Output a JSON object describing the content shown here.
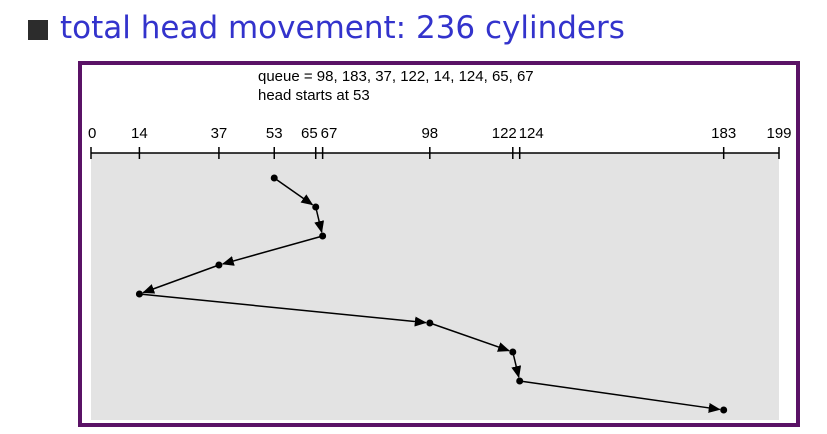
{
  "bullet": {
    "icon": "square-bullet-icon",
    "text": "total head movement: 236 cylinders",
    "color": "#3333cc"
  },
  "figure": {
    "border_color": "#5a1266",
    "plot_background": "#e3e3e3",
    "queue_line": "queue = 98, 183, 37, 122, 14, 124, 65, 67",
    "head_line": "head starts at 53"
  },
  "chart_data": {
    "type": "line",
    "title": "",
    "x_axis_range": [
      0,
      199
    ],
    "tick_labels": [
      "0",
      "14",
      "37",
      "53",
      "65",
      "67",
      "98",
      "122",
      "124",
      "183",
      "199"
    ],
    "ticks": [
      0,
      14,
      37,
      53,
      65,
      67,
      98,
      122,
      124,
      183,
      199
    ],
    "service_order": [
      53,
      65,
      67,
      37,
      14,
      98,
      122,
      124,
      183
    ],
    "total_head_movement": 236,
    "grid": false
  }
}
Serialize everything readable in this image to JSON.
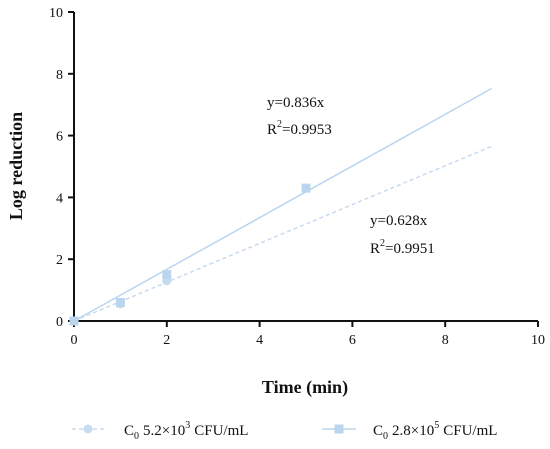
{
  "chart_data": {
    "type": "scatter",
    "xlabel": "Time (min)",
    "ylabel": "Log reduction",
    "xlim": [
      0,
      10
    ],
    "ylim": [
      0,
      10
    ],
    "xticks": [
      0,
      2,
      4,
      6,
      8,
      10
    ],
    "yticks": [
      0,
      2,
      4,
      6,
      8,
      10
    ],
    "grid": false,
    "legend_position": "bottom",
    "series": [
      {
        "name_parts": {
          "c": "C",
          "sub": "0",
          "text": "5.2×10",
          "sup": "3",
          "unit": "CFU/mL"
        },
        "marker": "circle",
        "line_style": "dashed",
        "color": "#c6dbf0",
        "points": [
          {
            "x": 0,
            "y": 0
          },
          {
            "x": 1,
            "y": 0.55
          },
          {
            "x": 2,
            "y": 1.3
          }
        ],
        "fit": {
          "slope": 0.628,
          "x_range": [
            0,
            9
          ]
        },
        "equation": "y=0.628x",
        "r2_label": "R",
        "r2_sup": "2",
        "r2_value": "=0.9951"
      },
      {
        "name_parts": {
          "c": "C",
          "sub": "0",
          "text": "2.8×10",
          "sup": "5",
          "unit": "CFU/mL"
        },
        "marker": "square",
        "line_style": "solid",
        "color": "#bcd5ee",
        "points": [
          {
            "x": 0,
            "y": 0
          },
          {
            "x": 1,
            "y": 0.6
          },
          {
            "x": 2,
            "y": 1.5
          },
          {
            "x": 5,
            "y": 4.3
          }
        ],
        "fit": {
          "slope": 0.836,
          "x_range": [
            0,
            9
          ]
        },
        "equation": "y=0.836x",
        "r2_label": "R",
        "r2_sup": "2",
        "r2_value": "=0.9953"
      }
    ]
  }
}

_DIRECTIONS_:
Write out the entries above verbatim; the pictures do not belong in your copy.

_TASK RESPONSE_:
Output a JSON object describing the content shown here.
{
  "bullet": {
    "icon": "square-bullet-icon",
    "text": "total head movement: 236 cylinders",
    "color": "#3333cc"
  },
  "figure": {
    "border_color": "#5a1266",
    "plot_background": "#e3e3e3",
    "queue_line": "queue = 98, 183, 37, 122, 14, 124, 65, 67",
    "head_line": "head starts at 53"
  },
  "chart_data": {
    "type": "line",
    "title": "",
    "x_axis_range": [
      0,
      199
    ],
    "tick_labels": [
      "0",
      "14",
      "37",
      "53",
      "65",
      "67",
      "98",
      "122",
      "124",
      "183",
      "199"
    ],
    "ticks": [
      0,
      14,
      37,
      53,
      65,
      67,
      98,
      122,
      124,
      183,
      199
    ],
    "service_order": [
      53,
      65,
      67,
      37,
      14,
      98,
      122,
      124,
      183
    ],
    "total_head_movement": 236,
    "grid": false
  }
}
Serialize everything readable in this image to JSON.
{
  "chart_data": {
    "type": "scatter",
    "xlabel": "Time (min)",
    "ylabel": "Log reduction",
    "xlim": [
      0,
      10
    ],
    "ylim": [
      0,
      10
    ],
    "xticks": [
      0,
      2,
      4,
      6,
      8,
      10
    ],
    "yticks": [
      0,
      2,
      4,
      6,
      8,
      10
    ],
    "grid": false,
    "legend_position": "bottom",
    "series": [
      {
        "name_parts": {
          "c": "C",
          "sub": "0",
          "text": "5.2×10",
          "sup": "3",
          "unit": "CFU/mL"
        },
        "marker": "circle",
        "line_style": "dashed",
        "color": "#c6dbf0",
        "points": [
          {
            "x": 0,
            "y": 0
          },
          {
            "x": 1,
            "y": 0.55
          },
          {
            "x": 2,
            "y": 1.3
          }
        ],
        "fit": {
          "slope": 0.628,
          "x_range": [
            0,
            9
          ]
        },
        "equation": "y=0.628x",
        "r2_label": "R",
        "r2_sup": "2",
        "r2_value": "=0.9951"
      },
      {
        "name_parts": {
          "c": "C",
          "sub": "0",
          "text": "2.8×10",
          "sup": "5",
          "unit": "CFU/mL"
        },
        "marker": "square",
        "line_style": "solid",
        "color": "#bcd5ee",
        "points": [
          {
            "x": 0,
            "y": 0
          },
          {
            "x": 1,
            "y": 0.6
          },
          {
            "x": 2,
            "y": 1.5
          },
          {
            "x": 5,
            "y": 4.3
          }
        ],
        "fit": {
          "slope": 0.836,
          "x_range": [
            0,
            9
          ]
        },
        "equation": "y=0.836x",
        "r2_label": "R",
        "r2_sup": "2",
        "r2_value": "=0.9953"
      }
    ]
  }
}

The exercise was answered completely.